### WORK TO BE COMPLETED
Each entry must be given again exactly as it appears, with images excluded.

* * * * * * *

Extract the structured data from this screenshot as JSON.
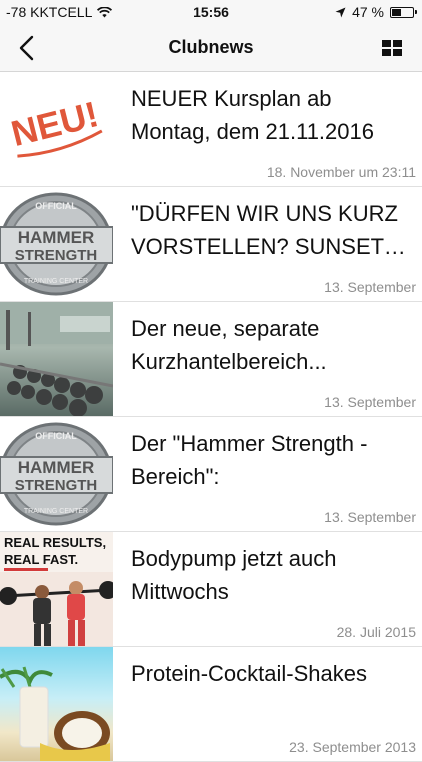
{
  "status": {
    "carrier": "-78 KKTCELL",
    "time": "15:56",
    "battery": "47 %",
    "battery_level": 0.47
  },
  "nav": {
    "title": "Clubnews"
  },
  "items": [
    {
      "title": "NEUER Kursplan ab Montag, dem 21.11.2016",
      "date": "18. November um 23:11",
      "thumb_text": "NEU!"
    },
    {
      "title": "\"DÜRFEN WIR UNS KURZ VORSTELLEN? SUNSET SPO…",
      "date": "13. September",
      "thumb_text": {
        "top": "OFFICIAL",
        "line1": "HAMMER",
        "line2": "STRENGTH",
        "bottom": "TRAINING CENTER"
      }
    },
    {
      "title": "Der neue, separate Kurzhantelbereich...",
      "date": "13. September"
    },
    {
      "title": "Der \"Hammer Strength - Bereich\":",
      "date": "13. September",
      "thumb_text": {
        "top": "OFFICIAL",
        "line1": "HAMMER",
        "line2": "STRENGTH",
        "bottom": "TRAINING CENTER"
      }
    },
    {
      "title": "Bodypump jetzt auch Mittwochs",
      "date": "28. Juli 2015",
      "thumb_text": {
        "line1": "REAL RESULTS,",
        "line2": "REAL FAST."
      }
    },
    {
      "title": "Protein-Cocktail-Shakes",
      "date": "23. September 2013"
    }
  ]
}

* * * * * * *

### RESPONSE TO THE EXERCISE
Extract the structured data from this screenshot as JSON.
{
  "status": {
    "carrier": "-78 KKTCELL",
    "time": "15:56",
    "battery": "47 %",
    "battery_level": 0.47
  },
  "nav": {
    "title": "Clubnews"
  },
  "items": [
    {
      "title": "NEUER Kursplan ab Montag, dem 21.11.2016",
      "date": "18. November um 23:11",
      "thumb_text": "NEU!"
    },
    {
      "title": "\"DÜRFEN WIR UNS KURZ VORSTELLEN? SUNSET SPO…",
      "date": "13. September",
      "thumb_text": {
        "top": "OFFICIAL",
        "line1": "HAMMER",
        "line2": "STRENGTH",
        "bottom": "TRAINING CENTER"
      }
    },
    {
      "title": "Der neue, separate Kurzhantelbereich...",
      "date": "13. September"
    },
    {
      "title": "Der \"Hammer Strength - Bereich\":",
      "date": "13. September",
      "thumb_text": {
        "top": "OFFICIAL",
        "line1": "HAMMER",
        "line2": "STRENGTH",
        "bottom": "TRAINING CENTER"
      }
    },
    {
      "title": "Bodypump jetzt auch Mittwochs",
      "date": "28. Juli 2015",
      "thumb_text": {
        "line1": "REAL RESULTS,",
        "line2": "REAL FAST."
      }
    },
    {
      "title": "Protein-Cocktail-Shakes",
      "date": "23. September 2013"
    }
  ]
}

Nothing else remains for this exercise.